PROBLEM DETAILS:
Check each line of the records below and collect those holding "奶酪小子".

DATASET RECORDS:
■ ■ ■ ■

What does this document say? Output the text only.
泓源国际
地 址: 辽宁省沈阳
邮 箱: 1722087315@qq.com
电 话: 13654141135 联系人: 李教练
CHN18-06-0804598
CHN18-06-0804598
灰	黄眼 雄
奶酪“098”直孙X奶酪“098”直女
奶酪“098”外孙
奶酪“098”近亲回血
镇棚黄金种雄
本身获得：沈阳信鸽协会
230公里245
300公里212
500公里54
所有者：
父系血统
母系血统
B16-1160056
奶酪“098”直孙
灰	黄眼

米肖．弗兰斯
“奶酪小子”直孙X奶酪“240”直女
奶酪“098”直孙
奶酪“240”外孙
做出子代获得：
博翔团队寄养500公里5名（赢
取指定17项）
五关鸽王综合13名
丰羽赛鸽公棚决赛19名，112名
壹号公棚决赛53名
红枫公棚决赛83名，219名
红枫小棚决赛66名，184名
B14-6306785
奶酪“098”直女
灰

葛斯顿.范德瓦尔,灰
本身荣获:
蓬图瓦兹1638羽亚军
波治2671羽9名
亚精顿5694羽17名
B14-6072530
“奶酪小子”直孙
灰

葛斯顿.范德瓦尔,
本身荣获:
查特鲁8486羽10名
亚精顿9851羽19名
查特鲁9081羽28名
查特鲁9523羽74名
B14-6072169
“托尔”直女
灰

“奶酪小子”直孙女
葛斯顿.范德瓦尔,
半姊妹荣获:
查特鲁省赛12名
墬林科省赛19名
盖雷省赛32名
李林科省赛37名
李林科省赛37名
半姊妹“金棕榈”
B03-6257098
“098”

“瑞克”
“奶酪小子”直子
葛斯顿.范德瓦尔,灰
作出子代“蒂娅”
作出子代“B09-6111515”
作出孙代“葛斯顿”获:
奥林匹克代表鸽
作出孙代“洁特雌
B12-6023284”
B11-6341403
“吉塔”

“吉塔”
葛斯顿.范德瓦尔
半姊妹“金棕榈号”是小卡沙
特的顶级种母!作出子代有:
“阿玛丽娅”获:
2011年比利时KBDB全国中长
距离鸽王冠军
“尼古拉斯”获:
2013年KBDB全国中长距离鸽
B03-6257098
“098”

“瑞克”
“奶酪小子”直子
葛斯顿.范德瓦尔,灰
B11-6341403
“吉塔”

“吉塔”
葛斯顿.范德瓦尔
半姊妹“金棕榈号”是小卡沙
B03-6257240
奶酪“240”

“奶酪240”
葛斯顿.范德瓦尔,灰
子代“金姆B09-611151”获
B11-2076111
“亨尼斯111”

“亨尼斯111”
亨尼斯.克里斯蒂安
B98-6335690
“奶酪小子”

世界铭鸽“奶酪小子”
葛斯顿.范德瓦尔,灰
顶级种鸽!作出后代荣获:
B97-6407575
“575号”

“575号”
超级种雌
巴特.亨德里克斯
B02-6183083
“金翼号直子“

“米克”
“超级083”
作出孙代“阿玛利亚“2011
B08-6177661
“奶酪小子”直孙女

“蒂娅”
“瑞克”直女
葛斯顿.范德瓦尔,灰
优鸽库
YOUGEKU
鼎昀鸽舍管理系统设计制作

■ ■ ■ ■

SOLUTION BELOW:
“奶酪小子”直孙X奶酪“240”直女
“奶酪小子”直孙
“奶酪小子”直孙女
“奶酪小子”直子
“奶酪小子”直子
“奶酪小子”
世界铭鸽“奶酪小子”
“奶酪小子”直孙女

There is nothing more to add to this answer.